What needs to be done >>
Produce an exact copy of all the data below, dropping every image.

++++++

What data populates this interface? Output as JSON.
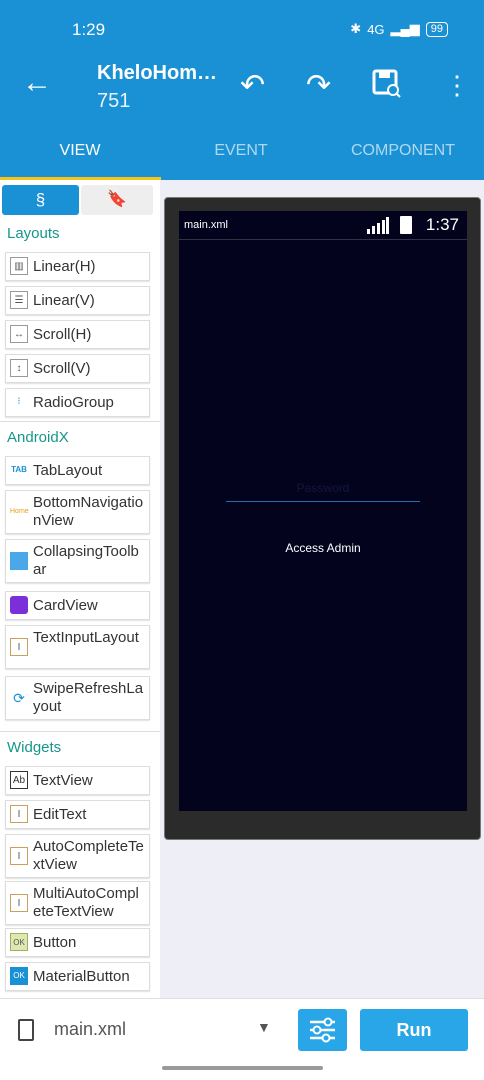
{
  "status_bar": {
    "time": "1:29",
    "network": "4G",
    "battery": "99"
  },
  "app_bar": {
    "title": "KheloHom…",
    "subtitle": "751"
  },
  "tabs": [
    {
      "label": "VIEW",
      "active": true
    },
    {
      "label": "EVENT",
      "active": false
    },
    {
      "label": "COMPONENT",
      "active": false
    }
  ],
  "palette": {
    "sections": [
      {
        "title": "Layouts",
        "items": [
          "Linear(H)",
          "Linear(V)",
          "Scroll(H)",
          "Scroll(V)",
          "RadioGroup"
        ]
      },
      {
        "title": "AndroidX",
        "items": [
          "TabLayout",
          "BottomNavigationView",
          "CollapsingToolbar",
          "CardView",
          "TextInputLayout",
          "SwipeRefreshLayout"
        ]
      },
      {
        "title": "Widgets",
        "items": [
          "TextView",
          "EditText",
          "AutoCompleteTextView",
          "MultiAutoCompleteTextView",
          "Button",
          "MaterialButton"
        ]
      }
    ],
    "icon_labels": {
      "tab": "TAB",
      "home": "Home",
      "textview": "Ab",
      "button": "OK"
    }
  },
  "preview": {
    "file": "main.xml",
    "time": "1:37",
    "password_hint": "Password",
    "admin_text": "Access Admin"
  },
  "bottom_bar": {
    "file": "main.xml",
    "run_label": "Run"
  },
  "colors": {
    "primary": "#1991d4",
    "accent": "#f7c51a",
    "section": "#16968a",
    "screen_bg": "#03031e",
    "button": "#29a6e8"
  }
}
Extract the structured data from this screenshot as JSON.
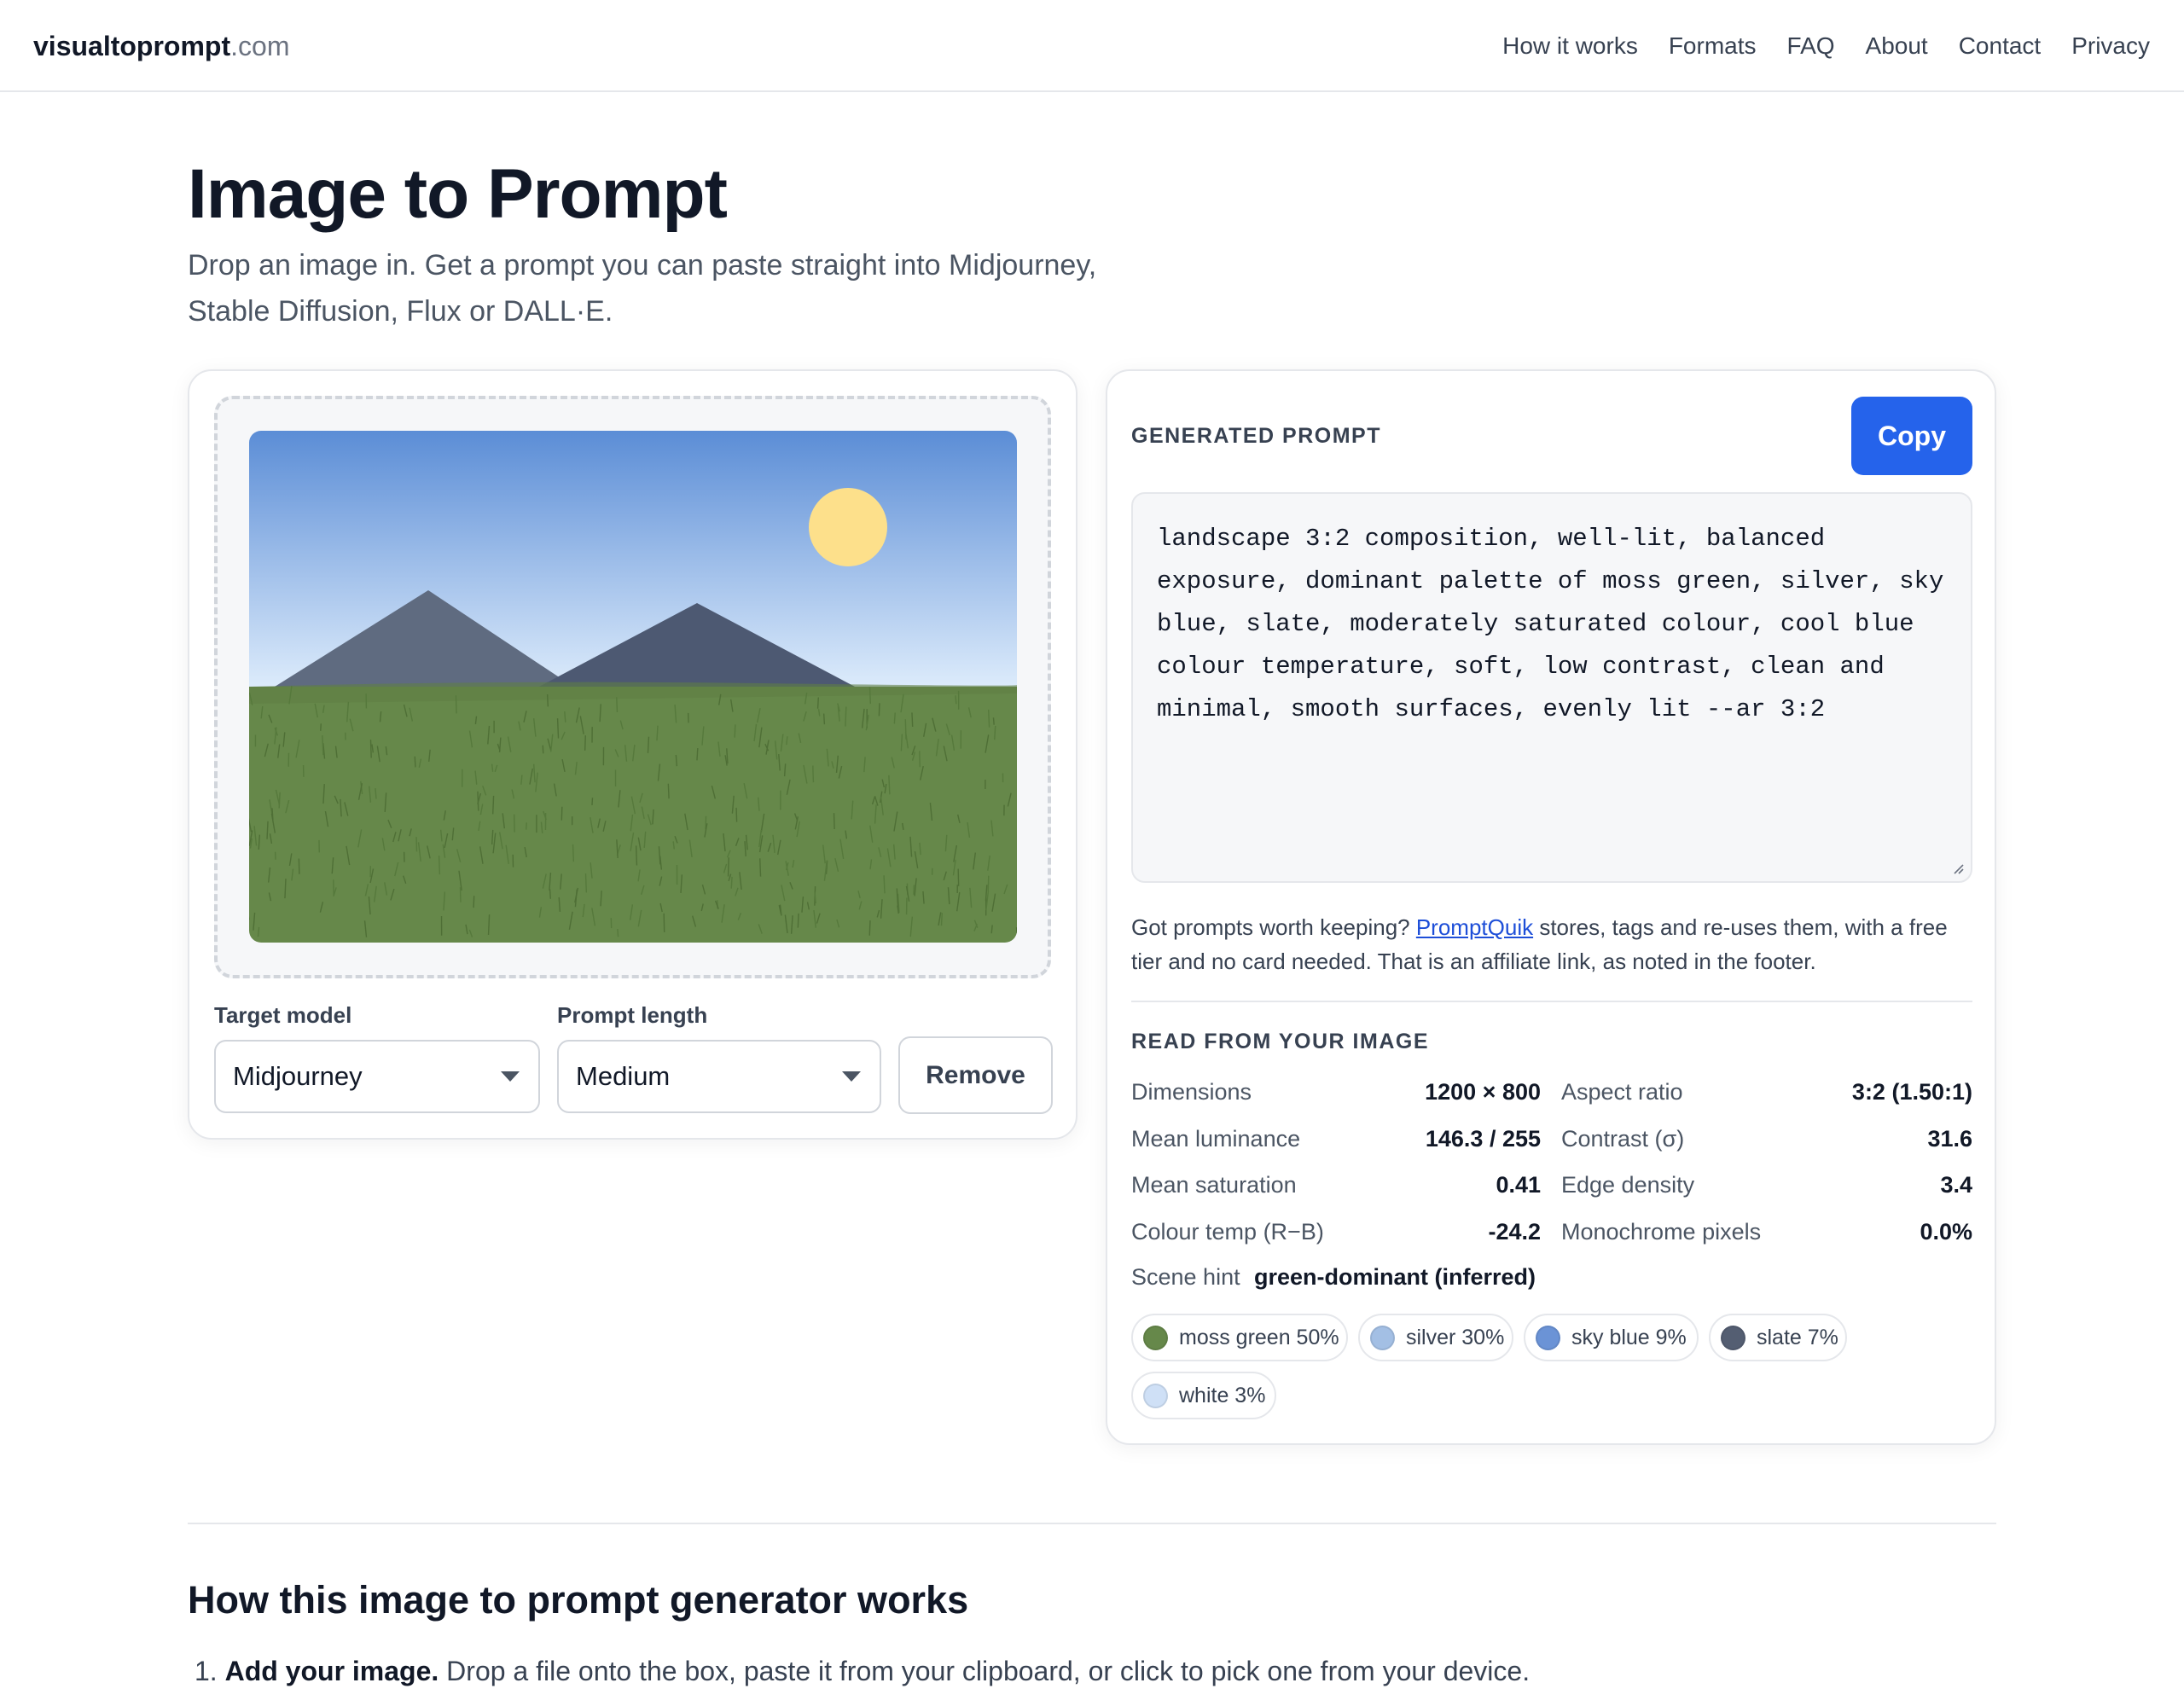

++++++

Correct result >>
What data populates this interface? Output as JSON.
{
  "status_bar": {
    "time": "1:29",
    "network": "4G",
    "battery": "99"
  },
  "app_bar": {
    "title": "KheloHom…",
    "subtitle": "751"
  },
  "tabs": [
    {
      "label": "VIEW",
      "active": true
    },
    {
      "label": "EVENT",
      "active": false
    },
    {
      "label": "COMPONENT",
      "active": false
    }
  ],
  "palette": {
    "sections": [
      {
        "title": "Layouts",
        "items": [
          "Linear(H)",
          "Linear(V)",
          "Scroll(H)",
          "Scroll(V)",
          "RadioGroup"
        ]
      },
      {
        "title": "AndroidX",
        "items": [
          "TabLayout",
          "BottomNavigationView",
          "CollapsingToolbar",
          "CardView",
          "TextInputLayout",
          "SwipeRefreshLayout"
        ]
      },
      {
        "title": "Widgets",
        "items": [
          "TextView",
          "EditText",
          "AutoCompleteTextView",
          "MultiAutoCompleteTextView",
          "Button",
          "MaterialButton"
        ]
      }
    ],
    "icon_labels": {
      "tab": "TAB",
      "home": "Home",
      "textview": "Ab",
      "button": "OK"
    }
  },
  "preview": {
    "file": "main.xml",
    "time": "1:37",
    "password_hint": "Password",
    "admin_text": "Access Admin"
  },
  "bottom_bar": {
    "file": "main.xml",
    "run_label": "Run"
  },
  "colors": {
    "primary": "#1991d4",
    "accent": "#f7c51a",
    "section": "#16968a",
    "screen_bg": "#03031e",
    "button": "#29a6e8"
  }
}
Extract the structured data from this screenshot as JSON.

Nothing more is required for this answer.